→ DATASET EXTRACT
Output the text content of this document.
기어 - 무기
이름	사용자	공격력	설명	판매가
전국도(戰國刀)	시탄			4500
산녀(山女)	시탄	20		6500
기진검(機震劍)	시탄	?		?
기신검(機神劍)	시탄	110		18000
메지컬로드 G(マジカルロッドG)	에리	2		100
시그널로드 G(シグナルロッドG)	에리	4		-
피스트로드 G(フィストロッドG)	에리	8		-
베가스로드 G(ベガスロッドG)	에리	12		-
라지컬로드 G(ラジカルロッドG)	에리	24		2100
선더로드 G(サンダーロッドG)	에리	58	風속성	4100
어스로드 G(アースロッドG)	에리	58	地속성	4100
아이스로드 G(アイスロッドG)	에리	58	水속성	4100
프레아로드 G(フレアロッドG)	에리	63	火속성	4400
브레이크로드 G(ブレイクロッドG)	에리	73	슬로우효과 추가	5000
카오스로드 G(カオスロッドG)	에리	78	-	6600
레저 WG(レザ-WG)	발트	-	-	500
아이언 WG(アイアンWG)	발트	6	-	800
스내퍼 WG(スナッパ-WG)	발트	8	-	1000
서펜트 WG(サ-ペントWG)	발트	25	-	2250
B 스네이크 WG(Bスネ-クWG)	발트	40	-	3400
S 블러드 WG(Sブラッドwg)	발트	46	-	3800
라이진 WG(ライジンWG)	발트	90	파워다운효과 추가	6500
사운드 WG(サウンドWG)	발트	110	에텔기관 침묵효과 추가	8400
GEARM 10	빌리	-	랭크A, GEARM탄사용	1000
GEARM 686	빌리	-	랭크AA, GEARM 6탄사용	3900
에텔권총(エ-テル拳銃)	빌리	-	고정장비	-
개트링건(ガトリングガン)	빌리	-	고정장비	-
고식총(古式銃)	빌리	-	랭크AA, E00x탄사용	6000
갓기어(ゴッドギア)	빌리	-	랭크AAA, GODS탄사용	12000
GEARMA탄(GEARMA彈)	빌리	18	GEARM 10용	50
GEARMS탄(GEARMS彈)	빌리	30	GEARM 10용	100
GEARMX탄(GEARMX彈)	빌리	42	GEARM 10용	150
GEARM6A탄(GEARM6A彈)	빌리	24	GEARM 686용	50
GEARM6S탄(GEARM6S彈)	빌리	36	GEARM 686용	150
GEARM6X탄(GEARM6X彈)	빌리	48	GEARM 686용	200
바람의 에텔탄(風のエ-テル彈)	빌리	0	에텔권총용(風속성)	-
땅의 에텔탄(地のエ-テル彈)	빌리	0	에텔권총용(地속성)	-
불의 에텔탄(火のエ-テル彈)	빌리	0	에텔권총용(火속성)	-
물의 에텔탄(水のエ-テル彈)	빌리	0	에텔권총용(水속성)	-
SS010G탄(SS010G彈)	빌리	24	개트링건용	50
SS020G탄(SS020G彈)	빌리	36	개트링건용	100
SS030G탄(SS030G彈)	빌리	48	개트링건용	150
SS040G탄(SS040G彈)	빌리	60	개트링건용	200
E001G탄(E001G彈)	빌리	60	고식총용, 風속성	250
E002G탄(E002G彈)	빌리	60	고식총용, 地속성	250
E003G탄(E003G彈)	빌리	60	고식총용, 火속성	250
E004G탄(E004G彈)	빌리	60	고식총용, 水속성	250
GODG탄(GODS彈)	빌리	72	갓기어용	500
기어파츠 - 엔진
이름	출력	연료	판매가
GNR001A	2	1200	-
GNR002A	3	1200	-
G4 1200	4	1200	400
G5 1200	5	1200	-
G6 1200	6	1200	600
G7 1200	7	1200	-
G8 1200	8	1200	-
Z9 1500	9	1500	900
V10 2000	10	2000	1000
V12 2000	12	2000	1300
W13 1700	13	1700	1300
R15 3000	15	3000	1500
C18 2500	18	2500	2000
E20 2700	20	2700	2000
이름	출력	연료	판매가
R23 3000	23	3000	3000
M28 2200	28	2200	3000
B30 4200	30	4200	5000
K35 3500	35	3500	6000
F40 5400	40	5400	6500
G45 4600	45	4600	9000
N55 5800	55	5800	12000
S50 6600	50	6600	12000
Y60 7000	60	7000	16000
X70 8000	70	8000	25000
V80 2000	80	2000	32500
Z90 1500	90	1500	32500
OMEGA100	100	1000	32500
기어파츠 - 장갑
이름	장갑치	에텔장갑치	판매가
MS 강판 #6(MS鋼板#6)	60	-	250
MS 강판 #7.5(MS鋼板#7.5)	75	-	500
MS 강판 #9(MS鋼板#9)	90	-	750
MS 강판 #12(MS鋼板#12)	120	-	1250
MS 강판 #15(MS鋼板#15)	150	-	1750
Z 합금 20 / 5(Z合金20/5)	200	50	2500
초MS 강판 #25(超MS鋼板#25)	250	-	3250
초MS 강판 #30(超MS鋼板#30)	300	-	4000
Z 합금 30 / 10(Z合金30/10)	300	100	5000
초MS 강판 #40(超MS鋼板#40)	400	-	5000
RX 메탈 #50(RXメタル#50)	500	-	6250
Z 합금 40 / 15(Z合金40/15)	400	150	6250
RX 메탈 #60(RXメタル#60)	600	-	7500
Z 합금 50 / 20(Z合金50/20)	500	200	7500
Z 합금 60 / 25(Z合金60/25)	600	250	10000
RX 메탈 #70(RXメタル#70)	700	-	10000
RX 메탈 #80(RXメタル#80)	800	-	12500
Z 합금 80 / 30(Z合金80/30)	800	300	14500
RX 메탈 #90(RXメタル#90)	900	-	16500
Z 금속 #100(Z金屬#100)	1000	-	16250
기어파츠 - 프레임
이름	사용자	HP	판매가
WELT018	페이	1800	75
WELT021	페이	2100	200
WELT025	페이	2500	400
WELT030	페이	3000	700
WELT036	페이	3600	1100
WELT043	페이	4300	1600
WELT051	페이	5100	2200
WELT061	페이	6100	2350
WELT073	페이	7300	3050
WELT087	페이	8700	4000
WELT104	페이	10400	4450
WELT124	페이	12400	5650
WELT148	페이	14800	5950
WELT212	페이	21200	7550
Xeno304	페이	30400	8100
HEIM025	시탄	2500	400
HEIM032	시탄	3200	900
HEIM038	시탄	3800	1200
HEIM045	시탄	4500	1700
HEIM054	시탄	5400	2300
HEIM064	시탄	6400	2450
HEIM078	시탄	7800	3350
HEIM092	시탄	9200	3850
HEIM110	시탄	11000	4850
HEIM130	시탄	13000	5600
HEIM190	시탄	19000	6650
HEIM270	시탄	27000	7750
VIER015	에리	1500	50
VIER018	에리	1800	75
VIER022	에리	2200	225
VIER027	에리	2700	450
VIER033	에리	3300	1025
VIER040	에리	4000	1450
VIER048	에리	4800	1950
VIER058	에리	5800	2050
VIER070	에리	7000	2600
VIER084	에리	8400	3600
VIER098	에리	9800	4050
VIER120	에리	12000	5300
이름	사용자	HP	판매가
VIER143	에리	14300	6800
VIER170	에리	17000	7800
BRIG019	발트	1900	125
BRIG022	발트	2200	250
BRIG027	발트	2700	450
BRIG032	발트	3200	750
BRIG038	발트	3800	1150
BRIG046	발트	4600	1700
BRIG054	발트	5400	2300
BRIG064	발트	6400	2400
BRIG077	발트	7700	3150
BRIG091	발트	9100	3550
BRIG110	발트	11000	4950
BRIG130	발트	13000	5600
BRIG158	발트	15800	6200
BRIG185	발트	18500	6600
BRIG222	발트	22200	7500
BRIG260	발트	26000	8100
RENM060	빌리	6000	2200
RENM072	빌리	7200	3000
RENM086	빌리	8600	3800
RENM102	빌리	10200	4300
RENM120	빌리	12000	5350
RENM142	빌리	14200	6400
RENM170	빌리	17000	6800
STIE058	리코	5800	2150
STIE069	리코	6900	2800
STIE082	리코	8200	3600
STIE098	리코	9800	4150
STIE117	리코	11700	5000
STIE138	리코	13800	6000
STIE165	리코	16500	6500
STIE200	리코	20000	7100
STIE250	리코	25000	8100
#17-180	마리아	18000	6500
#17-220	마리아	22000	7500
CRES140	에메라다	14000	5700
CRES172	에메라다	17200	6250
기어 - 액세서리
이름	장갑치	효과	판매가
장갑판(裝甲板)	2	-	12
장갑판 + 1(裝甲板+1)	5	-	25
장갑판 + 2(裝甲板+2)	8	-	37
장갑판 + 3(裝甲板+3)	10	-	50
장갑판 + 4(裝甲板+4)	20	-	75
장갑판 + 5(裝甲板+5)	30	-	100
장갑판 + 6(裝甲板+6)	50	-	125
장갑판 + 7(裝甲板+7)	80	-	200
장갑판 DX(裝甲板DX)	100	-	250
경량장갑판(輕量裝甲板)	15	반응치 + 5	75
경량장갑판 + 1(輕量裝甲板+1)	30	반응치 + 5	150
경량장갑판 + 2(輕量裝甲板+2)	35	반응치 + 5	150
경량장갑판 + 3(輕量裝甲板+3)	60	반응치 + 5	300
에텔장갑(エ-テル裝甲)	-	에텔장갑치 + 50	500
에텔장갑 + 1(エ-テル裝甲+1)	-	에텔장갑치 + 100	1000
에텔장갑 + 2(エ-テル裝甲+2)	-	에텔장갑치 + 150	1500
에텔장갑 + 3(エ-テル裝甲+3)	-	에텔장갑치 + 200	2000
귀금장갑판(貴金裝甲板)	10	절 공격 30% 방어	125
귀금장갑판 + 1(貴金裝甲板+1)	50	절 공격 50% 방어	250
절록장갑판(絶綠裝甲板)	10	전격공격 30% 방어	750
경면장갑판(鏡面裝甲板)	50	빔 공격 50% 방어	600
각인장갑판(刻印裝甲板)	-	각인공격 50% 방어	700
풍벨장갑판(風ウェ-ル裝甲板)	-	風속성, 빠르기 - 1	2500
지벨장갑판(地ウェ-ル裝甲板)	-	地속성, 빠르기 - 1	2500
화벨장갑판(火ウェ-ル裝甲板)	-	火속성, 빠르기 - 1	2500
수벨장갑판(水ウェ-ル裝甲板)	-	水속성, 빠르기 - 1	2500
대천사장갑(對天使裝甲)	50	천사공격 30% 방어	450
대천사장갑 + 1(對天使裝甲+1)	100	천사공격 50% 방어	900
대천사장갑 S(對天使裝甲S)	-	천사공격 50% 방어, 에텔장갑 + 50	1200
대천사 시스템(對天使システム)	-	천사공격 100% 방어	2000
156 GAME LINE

→ THE PROBLEM
Return nothing except the number of lines that include the string "고식총용".

→ RESULT
4